• Description of the task: Copy out every line in which the string "time" occurs.

**** Dataset extract

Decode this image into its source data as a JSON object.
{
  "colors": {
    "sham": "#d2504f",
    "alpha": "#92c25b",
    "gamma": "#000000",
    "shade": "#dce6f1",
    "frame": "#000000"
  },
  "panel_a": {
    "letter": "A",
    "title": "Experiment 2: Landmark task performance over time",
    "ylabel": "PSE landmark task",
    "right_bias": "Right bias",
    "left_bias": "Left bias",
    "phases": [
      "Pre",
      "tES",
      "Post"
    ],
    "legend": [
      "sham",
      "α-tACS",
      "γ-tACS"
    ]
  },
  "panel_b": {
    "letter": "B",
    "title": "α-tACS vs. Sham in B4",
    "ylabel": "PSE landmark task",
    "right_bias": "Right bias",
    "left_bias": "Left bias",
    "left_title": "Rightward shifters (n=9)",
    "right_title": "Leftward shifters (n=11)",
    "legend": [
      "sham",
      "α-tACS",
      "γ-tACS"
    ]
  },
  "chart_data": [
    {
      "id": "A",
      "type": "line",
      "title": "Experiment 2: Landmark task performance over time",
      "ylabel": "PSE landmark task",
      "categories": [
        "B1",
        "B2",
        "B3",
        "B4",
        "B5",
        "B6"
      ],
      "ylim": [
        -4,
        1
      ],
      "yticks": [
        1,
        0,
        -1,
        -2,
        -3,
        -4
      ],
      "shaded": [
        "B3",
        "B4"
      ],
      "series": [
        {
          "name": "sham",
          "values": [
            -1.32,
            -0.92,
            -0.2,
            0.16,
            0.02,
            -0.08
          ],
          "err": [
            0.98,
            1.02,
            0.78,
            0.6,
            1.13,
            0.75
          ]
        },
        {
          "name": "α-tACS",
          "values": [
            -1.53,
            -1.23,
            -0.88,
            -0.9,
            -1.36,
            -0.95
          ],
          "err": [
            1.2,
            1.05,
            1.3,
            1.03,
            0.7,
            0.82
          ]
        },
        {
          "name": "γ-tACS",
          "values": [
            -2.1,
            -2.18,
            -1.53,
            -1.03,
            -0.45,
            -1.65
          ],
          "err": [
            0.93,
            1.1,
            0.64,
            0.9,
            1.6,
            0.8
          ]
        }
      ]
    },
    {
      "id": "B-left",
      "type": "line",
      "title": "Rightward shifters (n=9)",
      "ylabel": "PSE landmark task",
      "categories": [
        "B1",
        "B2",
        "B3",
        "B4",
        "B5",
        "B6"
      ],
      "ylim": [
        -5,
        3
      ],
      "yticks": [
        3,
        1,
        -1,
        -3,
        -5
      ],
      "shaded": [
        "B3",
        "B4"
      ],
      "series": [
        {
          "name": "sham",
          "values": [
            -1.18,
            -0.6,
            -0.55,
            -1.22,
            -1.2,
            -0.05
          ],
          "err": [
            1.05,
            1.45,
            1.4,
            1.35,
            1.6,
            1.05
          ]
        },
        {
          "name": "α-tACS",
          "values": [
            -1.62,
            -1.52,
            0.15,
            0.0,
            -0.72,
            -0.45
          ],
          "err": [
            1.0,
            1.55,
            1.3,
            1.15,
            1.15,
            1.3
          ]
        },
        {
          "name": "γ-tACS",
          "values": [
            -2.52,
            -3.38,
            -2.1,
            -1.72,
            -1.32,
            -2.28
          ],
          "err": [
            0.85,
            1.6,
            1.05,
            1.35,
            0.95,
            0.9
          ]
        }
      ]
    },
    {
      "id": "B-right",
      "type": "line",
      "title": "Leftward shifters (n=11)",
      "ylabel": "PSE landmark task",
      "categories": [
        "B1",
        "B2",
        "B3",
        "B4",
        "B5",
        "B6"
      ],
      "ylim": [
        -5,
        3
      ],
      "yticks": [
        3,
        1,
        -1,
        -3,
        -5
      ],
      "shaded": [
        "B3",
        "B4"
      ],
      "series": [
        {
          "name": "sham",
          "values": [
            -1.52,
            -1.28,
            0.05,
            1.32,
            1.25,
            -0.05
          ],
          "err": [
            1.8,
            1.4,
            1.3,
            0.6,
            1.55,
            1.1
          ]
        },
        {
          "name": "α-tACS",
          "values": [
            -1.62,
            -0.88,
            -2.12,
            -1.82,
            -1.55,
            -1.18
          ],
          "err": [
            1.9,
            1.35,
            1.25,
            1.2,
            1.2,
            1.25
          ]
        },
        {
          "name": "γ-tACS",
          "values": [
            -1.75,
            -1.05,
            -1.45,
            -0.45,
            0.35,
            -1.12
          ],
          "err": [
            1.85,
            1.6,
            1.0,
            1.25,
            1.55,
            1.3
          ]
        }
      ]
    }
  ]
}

********

• Solution for this problem:
    "title": "Experiment 2: Landmark task performance over time",
      "title": "Experiment 2: Landmark task performance over time",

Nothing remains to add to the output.